» **To be done**
Count the lines containing "Первые" in the entries underneath, and state that count without anything else.

» **Source material**
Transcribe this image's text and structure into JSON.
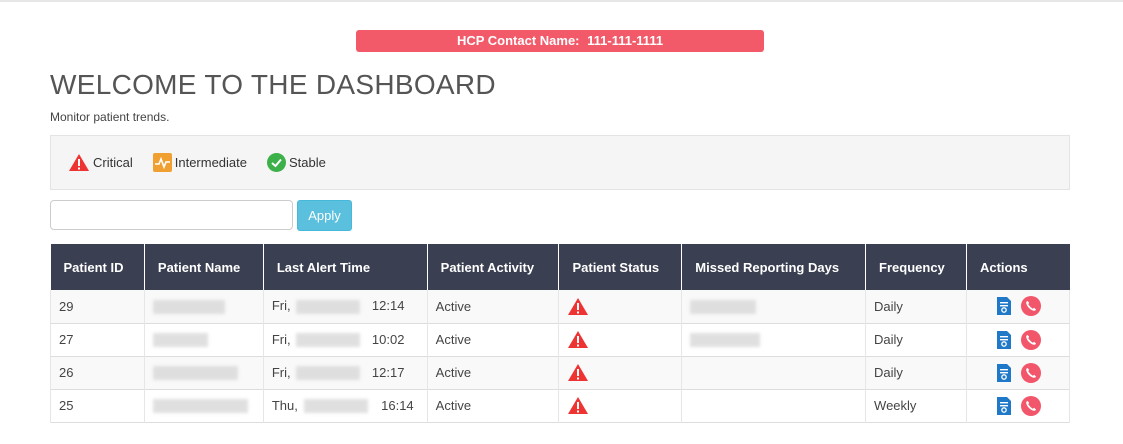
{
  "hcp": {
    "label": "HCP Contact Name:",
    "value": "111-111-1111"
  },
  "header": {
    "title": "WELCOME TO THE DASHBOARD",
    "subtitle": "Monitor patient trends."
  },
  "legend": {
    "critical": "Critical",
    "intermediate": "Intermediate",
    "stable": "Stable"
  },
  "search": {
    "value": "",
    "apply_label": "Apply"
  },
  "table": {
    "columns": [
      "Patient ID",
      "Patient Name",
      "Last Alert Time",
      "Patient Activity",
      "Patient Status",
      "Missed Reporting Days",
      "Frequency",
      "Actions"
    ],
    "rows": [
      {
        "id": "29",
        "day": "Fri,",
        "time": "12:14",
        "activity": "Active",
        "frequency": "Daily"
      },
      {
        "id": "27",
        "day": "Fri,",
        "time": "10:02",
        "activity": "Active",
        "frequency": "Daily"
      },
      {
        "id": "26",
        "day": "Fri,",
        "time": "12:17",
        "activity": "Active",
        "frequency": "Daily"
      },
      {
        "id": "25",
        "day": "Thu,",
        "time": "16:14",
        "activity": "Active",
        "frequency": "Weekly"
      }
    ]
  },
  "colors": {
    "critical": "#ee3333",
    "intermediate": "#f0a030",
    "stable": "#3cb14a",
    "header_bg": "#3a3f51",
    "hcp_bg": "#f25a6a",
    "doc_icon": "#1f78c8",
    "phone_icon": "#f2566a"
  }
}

---

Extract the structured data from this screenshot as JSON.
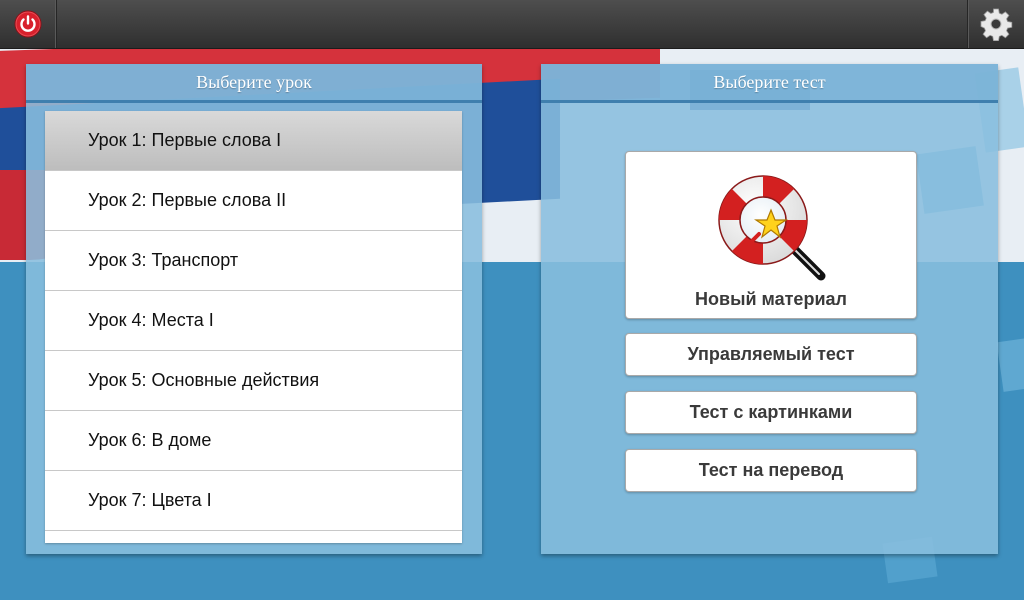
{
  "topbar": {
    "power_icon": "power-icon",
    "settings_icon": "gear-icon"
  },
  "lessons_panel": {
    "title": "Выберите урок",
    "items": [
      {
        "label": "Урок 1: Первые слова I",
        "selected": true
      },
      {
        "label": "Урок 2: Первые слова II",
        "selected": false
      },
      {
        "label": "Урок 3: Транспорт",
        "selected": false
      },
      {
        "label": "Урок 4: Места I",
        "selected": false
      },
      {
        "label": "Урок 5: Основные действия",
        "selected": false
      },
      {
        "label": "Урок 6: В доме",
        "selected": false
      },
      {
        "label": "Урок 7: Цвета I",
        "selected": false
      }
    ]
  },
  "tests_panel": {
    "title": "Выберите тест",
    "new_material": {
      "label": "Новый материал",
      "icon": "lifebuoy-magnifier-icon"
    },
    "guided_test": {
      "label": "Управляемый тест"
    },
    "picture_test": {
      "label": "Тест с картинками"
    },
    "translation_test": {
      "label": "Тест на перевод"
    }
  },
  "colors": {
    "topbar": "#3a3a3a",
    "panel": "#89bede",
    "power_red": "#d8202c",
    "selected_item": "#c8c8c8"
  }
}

» **Result of the exercise**
2